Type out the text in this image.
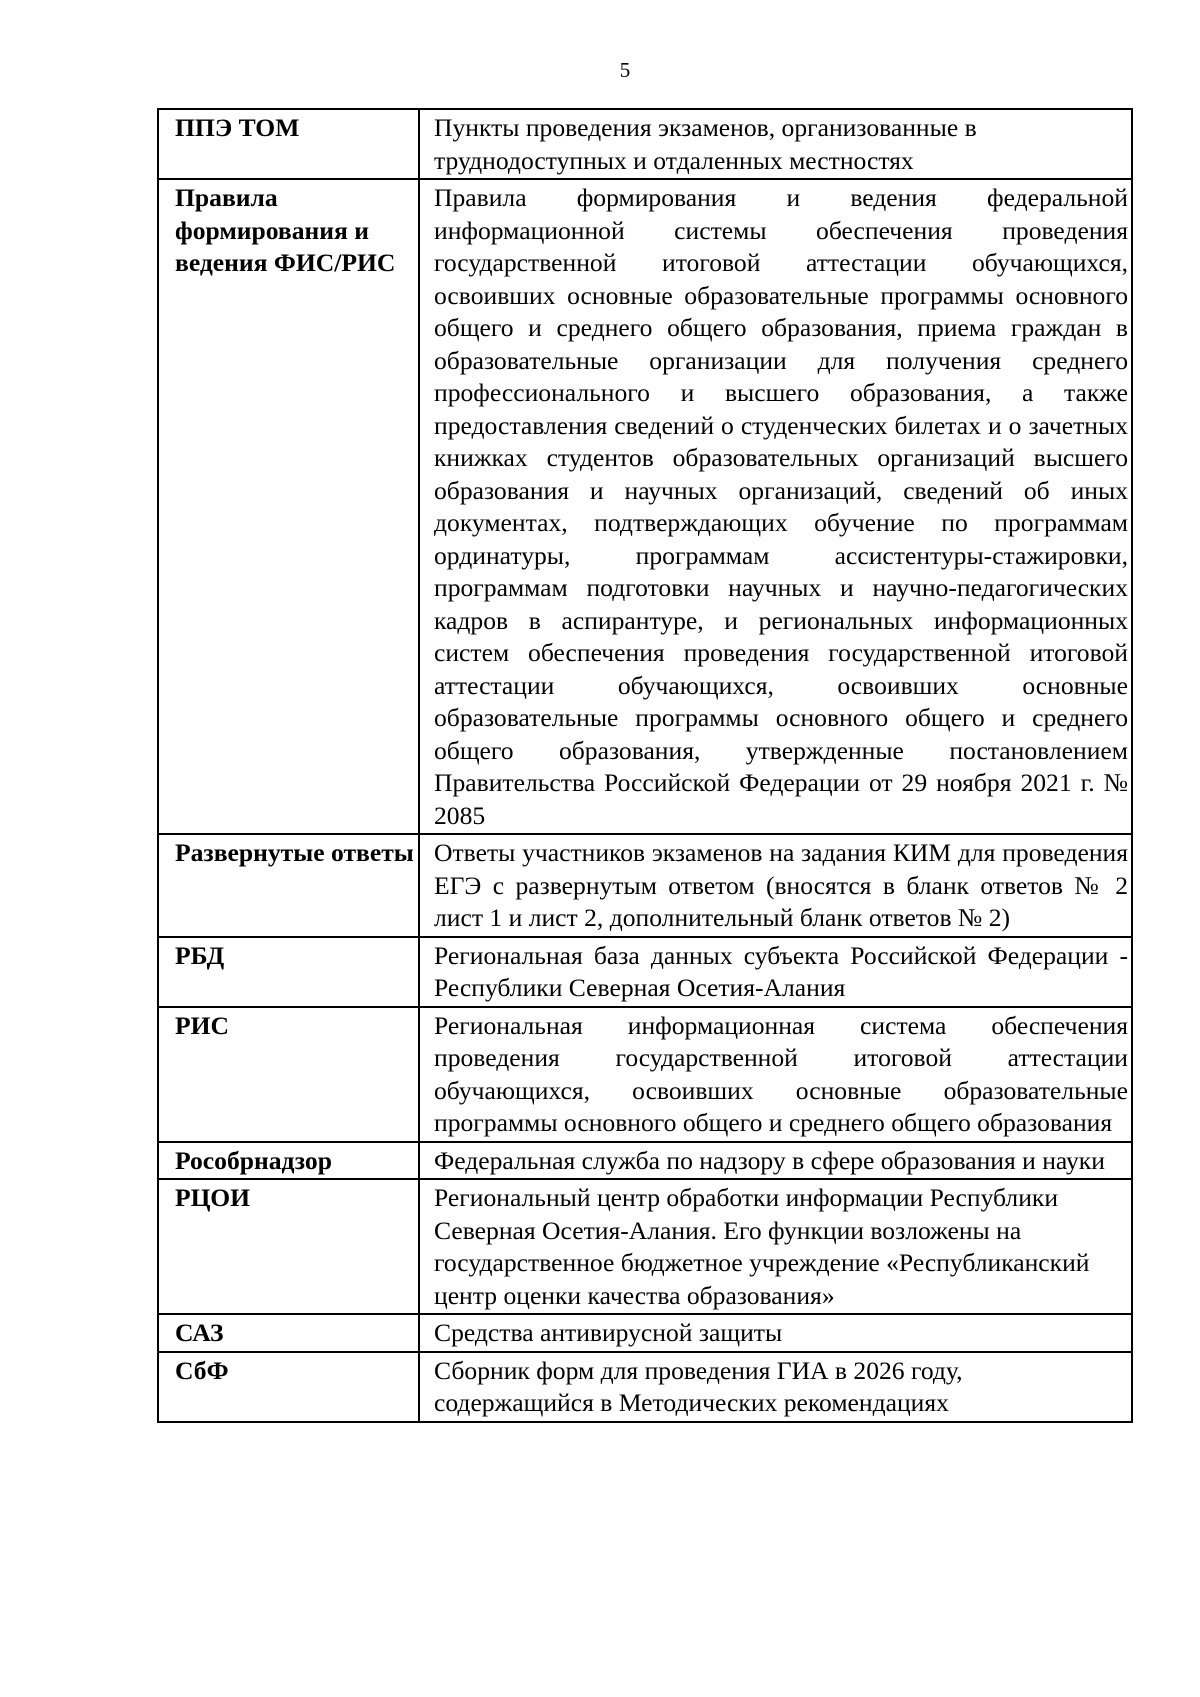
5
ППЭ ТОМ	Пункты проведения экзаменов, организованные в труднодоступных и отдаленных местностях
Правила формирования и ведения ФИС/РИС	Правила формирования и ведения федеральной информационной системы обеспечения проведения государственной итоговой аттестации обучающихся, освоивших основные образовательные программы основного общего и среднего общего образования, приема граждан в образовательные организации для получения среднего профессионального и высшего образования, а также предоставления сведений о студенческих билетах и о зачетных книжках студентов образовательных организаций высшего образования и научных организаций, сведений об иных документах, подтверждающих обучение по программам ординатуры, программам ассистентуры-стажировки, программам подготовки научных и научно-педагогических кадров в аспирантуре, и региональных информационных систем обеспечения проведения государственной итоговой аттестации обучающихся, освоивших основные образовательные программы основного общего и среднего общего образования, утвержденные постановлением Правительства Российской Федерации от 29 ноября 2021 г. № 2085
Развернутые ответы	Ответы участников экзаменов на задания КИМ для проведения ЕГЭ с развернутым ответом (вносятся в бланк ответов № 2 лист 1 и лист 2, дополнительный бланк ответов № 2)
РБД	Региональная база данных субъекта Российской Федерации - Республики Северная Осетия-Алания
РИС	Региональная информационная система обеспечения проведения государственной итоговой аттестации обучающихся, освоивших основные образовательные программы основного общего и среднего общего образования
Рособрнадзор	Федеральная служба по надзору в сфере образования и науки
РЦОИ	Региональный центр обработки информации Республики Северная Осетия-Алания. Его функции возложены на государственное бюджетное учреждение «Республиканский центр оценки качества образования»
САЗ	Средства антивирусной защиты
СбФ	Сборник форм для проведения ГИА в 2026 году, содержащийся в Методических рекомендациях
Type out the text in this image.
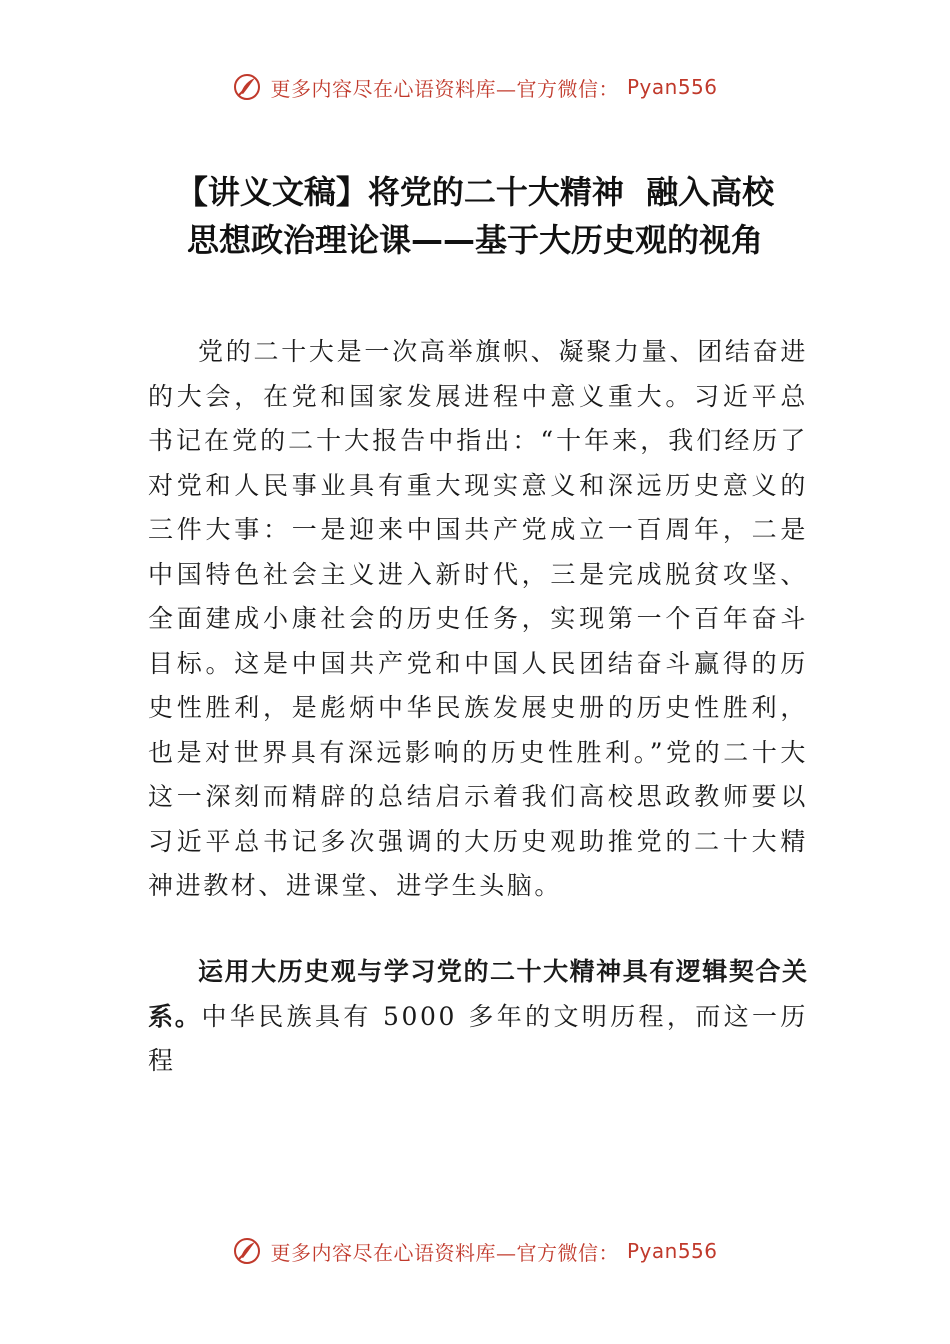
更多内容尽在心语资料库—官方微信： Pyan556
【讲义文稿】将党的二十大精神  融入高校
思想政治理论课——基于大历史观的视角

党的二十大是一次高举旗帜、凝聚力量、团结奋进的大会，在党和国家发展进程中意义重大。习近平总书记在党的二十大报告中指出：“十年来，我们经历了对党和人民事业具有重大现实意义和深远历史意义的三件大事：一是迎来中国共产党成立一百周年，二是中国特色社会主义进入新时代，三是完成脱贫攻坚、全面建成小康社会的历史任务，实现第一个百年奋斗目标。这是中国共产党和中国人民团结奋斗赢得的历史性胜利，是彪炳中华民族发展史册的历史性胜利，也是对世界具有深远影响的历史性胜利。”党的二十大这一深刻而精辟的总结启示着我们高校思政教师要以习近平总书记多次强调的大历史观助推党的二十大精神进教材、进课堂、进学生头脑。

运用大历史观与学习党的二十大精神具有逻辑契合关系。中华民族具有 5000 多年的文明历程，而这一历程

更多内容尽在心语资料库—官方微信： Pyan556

= = =

## Aim of the exercise
Return each line from the material above exactly, but not the pictures.

## Right answer
Type out the text in this image.
5
ППЭ ТОМ	Пункты проведения экзаменов, организованные в труднодоступных и отдаленных местностях
Правила формирования и ведения ФИС/РИС	Правила формирования и ведения федеральной информационной системы обеспечения проведения государственной итоговой аттестации обучающихся, освоивших основные образовательные программы основного общего и среднего общего образования, приема граждан в образовательные организации для получения среднего профессионального и высшего образования, а также предоставления сведений о студенческих билетах и о зачетных книжках студентов образовательных организаций высшего образования и научных организаций, сведений об иных документах, подтверждающих обучение по программам ординатуры, программам ассистентуры-стажировки, программам подготовки научных и научно-педагогических кадров в аспирантуре, и региональных информационных систем обеспечения проведения государственной итоговой аттестации обучающихся, освоивших основные образовательные программы основного общего и среднего общего образования, утвержденные постановлением Правительства Российской Федерации от 29 ноября 2021 г. № 2085
Развернутые ответы	Ответы участников экзаменов на задания КИМ для проведения ЕГЭ с развернутым ответом (вносятся в бланк ответов № 2 лист 1 и лист 2, дополнительный бланк ответов № 2)
РБД	Региональная база данных субъекта Российской Федерации - Республики Северная Осетия-Алания
РИС	Региональная информационная система обеспечения проведения государственной итоговой аттестации обучающихся, освоивших основные образовательные программы основного общего и среднего общего образования
Рособрнадзор	Федеральная служба по надзору в сфере образования и науки
РЦОИ	Региональный центр обработки информации Республики Северная Осетия-Алания. Его функции возложены на государственное бюджетное учреждение «Республиканский центр оценки качества образования»
САЗ	Средства антивирусной защиты
СбФ	Сборник форм для проведения ГИА в 2026 году, содержащийся в Методических рекомендациях
Type out the text in this image.
更多内容尽在心语资料库—官方微信： Pyan556
【讲义文稿】将党的二十大精神  融入高校
思想政治理论课——基于大历史观的视角

党的二十大是一次高举旗帜、凝聚力量、团结奋进的大会，在党和国家发展进程中意义重大。习近平总书记在党的二十大报告中指出：“十年来，我们经历了对党和人民事业具有重大现实意义和深远历史意义的三件大事：一是迎来中国共产党成立一百周年，二是中国特色社会主义进入新时代，三是完成脱贫攻坚、全面建成小康社会的历史任务，实现第一个百年奋斗目标。这是中国共产党和中国人民团结奋斗赢得的历史性胜利，是彪炳中华民族发展史册的历史性胜利，也是对世界具有深远影响的历史性胜利。”党的二十大这一深刻而精辟的总结启示着我们高校思政教师要以习近平总书记多次强调的大历史观助推党的二十大精神进教材、进课堂、进学生头脑。

运用大历史观与学习党的二十大精神具有逻辑契合关系。中华民族具有 5000 多年的文明历程，而这一历程

更多内容尽在心语资料库—官方微信： Pyan556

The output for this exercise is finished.